■ **Written instruction**:
Skip any picture you find and retype all the remaining lines exactly.

Extracted records:
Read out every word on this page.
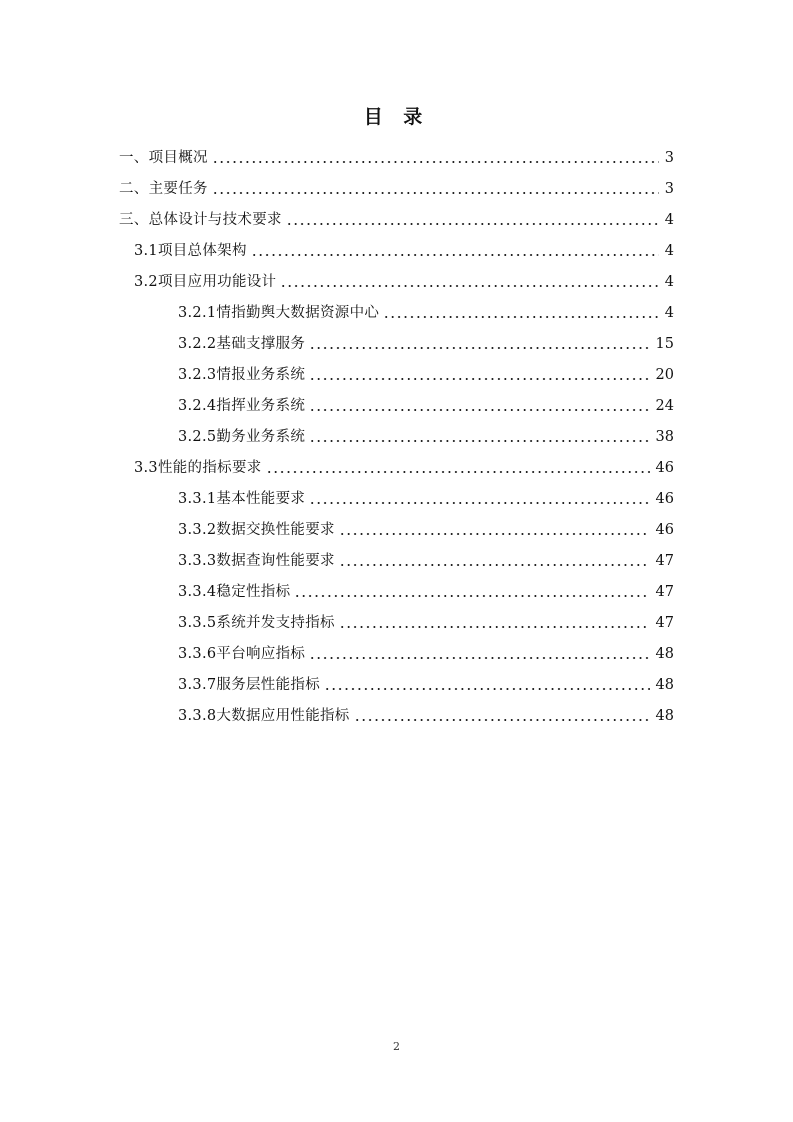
目 录
一、项目概况	3
二、主要任务	3
三、总体设计与技术要求	4
3.1项目总体架构	4
3.2项目应用功能设计	4
3.2.1情指勤舆大数据资源中心	4
3.2.2基础支撑服务	15
3.2.3情报业务系统	20
3.2.4指挥业务系统	24
3.2.5勤务业务系统	38
3.3性能的指标要求	46
3.3.1基本性能要求	46
3.3.2数据交换性能要求	46
3.3.3数据查询性能要求	47
3.3.4稳定性指标	47
3.3.5系统并发支持指标	47
3.3.6平台响应指标	48
3.3.7服务层性能指标	48
3.3.8大数据应用性能指标	48
2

■ **Expected output**:
Read out every word on this page.
目 录
一、项目概况	3
二、主要任务	3
三、总体设计与技术要求	4
3.1项目总体架构	4
3.2项目应用功能设计	4
3.2.1情指勤舆大数据资源中心	4
3.2.2基础支撑服务	15
3.2.3情报业务系统	20
3.2.4指挥业务系统	24
3.2.5勤务业务系统	38
3.3性能的指标要求	46
3.3.1基本性能要求	46
3.3.2数据交换性能要求	46
3.3.3数据查询性能要求	47
3.3.4稳定性指标	47
3.3.5系统并发支持指标	47
3.3.6平台响应指标	48
3.3.7服务层性能指标	48
3.3.8大数据应用性能指标	48
2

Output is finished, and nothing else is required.